--- begin ---

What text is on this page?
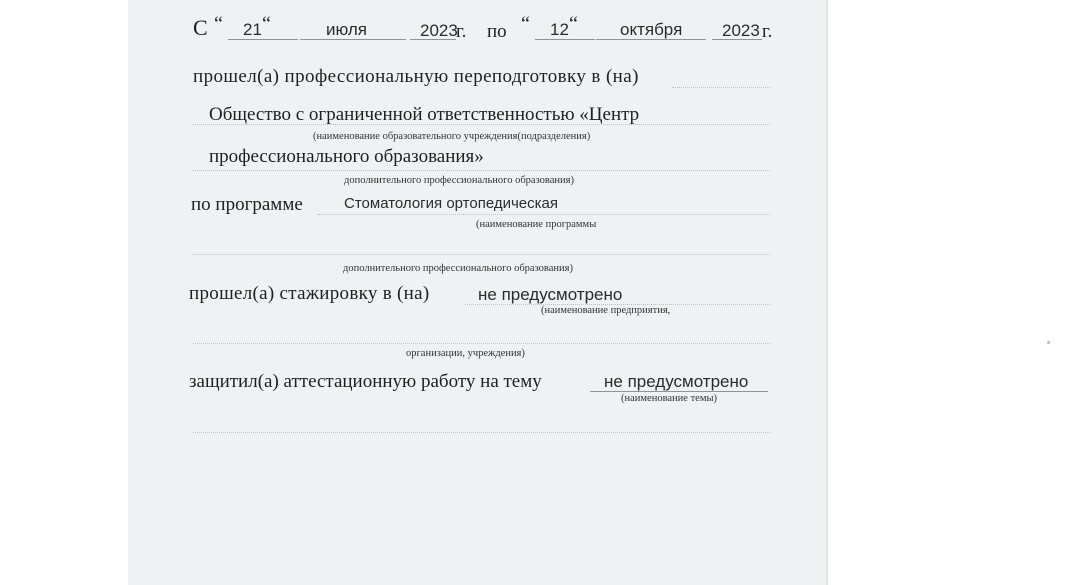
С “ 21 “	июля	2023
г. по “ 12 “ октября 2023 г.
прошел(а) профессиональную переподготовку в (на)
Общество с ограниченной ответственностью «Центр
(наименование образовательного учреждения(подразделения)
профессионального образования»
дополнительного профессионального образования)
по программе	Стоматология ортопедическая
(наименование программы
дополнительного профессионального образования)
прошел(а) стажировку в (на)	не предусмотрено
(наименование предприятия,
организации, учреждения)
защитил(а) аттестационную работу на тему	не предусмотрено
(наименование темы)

--- end ---
--- begin ---

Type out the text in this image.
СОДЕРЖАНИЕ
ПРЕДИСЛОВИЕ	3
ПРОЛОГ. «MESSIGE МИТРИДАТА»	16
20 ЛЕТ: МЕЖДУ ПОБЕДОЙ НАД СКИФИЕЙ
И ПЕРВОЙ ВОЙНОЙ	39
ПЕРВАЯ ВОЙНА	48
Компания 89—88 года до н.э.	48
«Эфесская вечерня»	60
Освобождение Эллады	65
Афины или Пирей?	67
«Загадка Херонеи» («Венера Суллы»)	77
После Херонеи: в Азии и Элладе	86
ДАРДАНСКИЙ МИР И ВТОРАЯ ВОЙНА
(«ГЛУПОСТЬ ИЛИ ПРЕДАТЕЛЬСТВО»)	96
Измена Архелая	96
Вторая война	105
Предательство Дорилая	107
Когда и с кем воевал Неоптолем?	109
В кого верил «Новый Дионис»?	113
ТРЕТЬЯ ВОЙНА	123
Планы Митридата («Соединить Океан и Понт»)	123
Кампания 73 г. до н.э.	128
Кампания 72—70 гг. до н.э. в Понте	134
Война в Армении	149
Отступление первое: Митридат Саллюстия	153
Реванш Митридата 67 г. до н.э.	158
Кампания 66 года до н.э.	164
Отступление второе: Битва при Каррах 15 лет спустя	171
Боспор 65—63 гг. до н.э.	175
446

--- end ---
--- begin ---

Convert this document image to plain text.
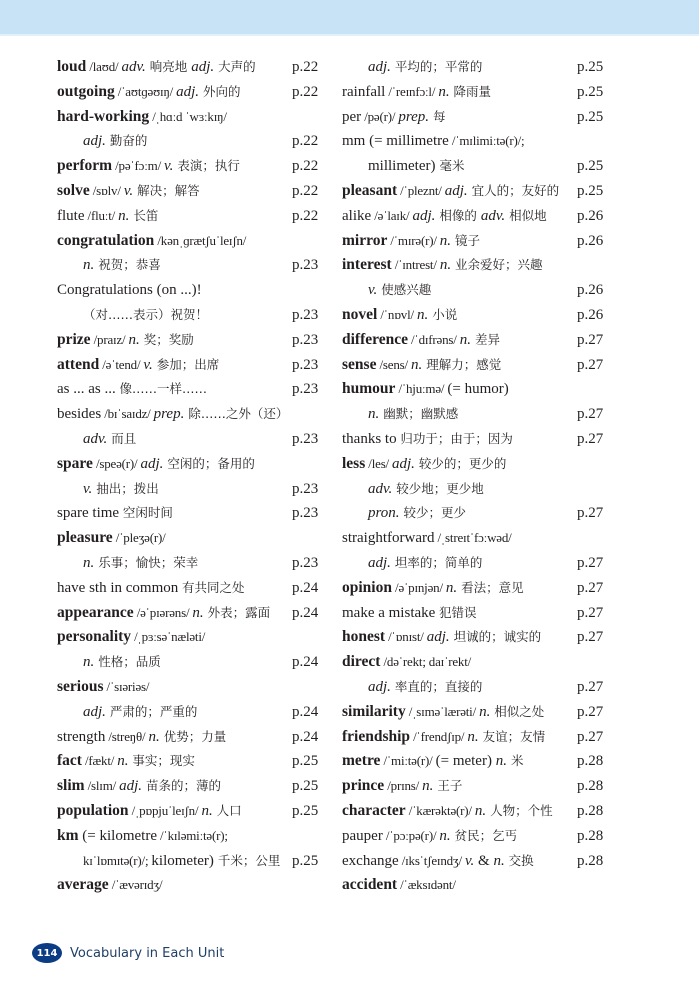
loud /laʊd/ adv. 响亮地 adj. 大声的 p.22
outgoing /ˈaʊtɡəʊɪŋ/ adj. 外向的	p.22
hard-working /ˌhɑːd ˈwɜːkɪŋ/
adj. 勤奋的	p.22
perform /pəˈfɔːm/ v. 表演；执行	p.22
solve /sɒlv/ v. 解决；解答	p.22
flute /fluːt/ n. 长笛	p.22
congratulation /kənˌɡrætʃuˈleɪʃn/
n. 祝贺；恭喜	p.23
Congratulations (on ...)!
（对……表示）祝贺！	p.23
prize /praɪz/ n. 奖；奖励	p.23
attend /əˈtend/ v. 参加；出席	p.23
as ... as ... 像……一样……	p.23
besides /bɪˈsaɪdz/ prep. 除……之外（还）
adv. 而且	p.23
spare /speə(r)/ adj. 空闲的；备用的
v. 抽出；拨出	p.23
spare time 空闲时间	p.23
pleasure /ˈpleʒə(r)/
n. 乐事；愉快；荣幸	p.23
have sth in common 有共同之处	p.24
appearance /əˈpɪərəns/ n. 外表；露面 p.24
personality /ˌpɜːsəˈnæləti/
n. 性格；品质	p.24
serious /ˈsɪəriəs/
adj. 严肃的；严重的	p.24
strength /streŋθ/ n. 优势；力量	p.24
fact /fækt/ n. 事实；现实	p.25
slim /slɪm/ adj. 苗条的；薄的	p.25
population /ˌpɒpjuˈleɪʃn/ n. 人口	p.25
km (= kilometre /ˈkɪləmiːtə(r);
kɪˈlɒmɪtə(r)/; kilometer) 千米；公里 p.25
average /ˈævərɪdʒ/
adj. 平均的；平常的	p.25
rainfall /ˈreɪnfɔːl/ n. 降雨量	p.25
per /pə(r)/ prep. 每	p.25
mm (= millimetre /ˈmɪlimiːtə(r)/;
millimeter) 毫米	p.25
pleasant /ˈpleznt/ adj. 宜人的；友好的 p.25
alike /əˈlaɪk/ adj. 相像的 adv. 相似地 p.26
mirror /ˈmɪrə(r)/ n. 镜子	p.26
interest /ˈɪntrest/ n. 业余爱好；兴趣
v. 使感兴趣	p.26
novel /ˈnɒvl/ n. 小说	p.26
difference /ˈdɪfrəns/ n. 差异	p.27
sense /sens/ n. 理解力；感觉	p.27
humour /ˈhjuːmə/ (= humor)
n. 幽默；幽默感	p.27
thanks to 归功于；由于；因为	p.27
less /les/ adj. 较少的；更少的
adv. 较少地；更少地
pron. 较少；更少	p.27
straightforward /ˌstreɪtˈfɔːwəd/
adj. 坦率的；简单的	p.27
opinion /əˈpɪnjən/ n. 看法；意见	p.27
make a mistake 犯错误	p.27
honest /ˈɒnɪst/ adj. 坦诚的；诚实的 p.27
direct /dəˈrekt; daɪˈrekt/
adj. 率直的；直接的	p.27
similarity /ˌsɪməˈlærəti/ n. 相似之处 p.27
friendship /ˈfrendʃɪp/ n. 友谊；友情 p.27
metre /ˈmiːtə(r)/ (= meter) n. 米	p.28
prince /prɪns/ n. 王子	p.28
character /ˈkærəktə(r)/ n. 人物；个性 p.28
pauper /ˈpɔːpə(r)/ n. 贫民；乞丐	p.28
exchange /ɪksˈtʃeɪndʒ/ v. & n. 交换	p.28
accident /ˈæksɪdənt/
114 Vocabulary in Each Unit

--- end ---

Across the entries above, how many lines contain "прошел"? Provide only the count.

2